Find how many lines of the listing include the string "alla", and report only that figure.

## BEGIN INFORMATION SHOWN

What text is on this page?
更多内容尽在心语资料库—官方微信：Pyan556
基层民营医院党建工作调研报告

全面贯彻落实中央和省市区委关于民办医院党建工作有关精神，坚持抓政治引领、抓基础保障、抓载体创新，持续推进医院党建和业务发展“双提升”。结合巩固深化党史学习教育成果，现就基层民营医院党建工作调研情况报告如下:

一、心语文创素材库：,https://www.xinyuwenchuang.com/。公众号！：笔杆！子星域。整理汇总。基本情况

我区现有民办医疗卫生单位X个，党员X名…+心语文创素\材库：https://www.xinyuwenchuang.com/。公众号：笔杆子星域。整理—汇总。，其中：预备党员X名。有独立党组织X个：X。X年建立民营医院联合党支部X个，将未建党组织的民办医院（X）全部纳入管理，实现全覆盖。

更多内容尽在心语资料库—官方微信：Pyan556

## END INFORMATION SHOWN
## BEGIN INFORMATION SHOWN

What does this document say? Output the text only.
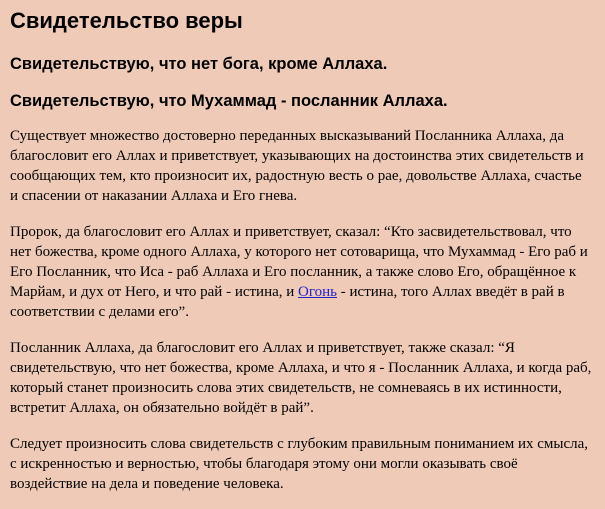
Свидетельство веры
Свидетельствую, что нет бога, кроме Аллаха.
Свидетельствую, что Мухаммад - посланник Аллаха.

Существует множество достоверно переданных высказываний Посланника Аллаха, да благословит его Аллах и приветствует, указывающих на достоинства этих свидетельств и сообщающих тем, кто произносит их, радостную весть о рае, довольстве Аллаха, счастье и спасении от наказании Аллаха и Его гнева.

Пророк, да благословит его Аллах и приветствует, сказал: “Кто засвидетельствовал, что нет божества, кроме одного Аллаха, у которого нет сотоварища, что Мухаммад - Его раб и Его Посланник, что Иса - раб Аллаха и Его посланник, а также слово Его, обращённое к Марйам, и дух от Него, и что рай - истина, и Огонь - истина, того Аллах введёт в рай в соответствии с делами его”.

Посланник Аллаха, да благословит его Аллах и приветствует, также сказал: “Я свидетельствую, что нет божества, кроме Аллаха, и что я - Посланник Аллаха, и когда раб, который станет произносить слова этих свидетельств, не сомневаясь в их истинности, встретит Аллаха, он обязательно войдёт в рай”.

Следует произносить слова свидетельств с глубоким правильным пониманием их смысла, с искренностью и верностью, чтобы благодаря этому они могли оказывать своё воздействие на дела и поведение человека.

## END INFORMATION SHOWN
## BEGIN INFORMATION SHOWN

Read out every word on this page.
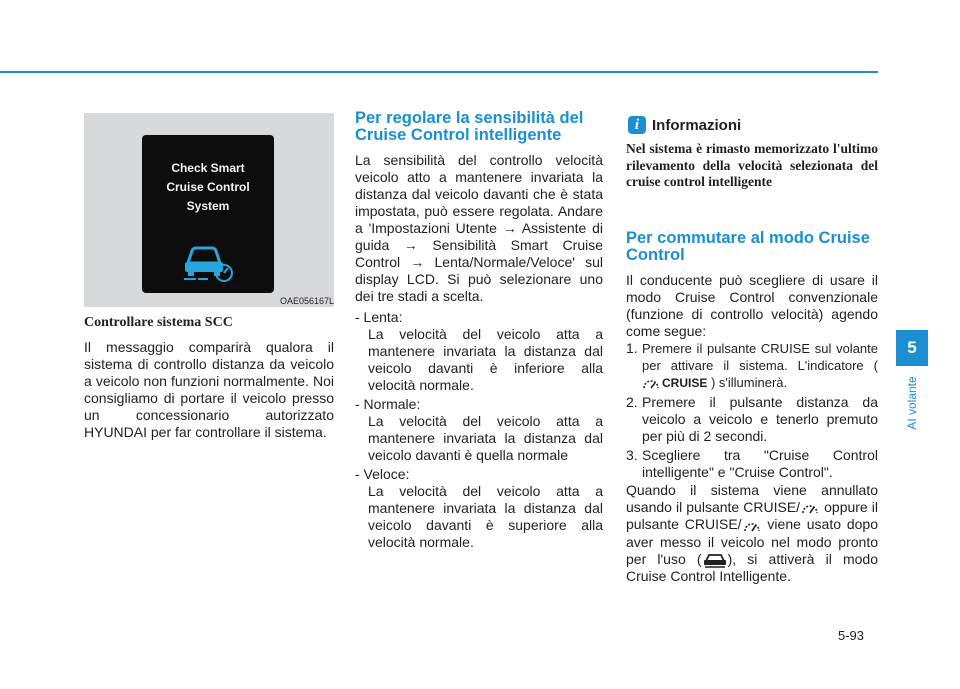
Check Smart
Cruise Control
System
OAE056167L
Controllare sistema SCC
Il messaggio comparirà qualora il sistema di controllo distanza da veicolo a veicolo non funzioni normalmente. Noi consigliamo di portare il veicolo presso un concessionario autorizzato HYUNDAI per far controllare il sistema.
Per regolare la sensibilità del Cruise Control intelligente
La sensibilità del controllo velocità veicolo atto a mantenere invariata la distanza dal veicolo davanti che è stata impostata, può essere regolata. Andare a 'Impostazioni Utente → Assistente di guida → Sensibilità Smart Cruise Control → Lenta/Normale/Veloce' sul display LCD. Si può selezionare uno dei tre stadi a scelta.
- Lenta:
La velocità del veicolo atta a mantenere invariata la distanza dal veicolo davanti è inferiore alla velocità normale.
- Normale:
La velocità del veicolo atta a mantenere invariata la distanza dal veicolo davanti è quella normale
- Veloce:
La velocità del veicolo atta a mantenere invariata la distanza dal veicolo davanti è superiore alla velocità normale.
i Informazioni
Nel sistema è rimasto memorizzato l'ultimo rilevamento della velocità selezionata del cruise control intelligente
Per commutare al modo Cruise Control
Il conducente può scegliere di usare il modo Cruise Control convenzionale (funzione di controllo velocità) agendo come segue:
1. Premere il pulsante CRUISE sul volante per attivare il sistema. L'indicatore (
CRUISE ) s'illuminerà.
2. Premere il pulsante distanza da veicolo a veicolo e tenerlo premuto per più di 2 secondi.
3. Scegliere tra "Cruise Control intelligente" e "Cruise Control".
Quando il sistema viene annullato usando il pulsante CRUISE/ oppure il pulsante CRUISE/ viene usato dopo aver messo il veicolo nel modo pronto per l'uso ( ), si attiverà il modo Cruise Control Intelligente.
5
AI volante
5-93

## END INFORMATION SHOWN

__RESPONSE__. 2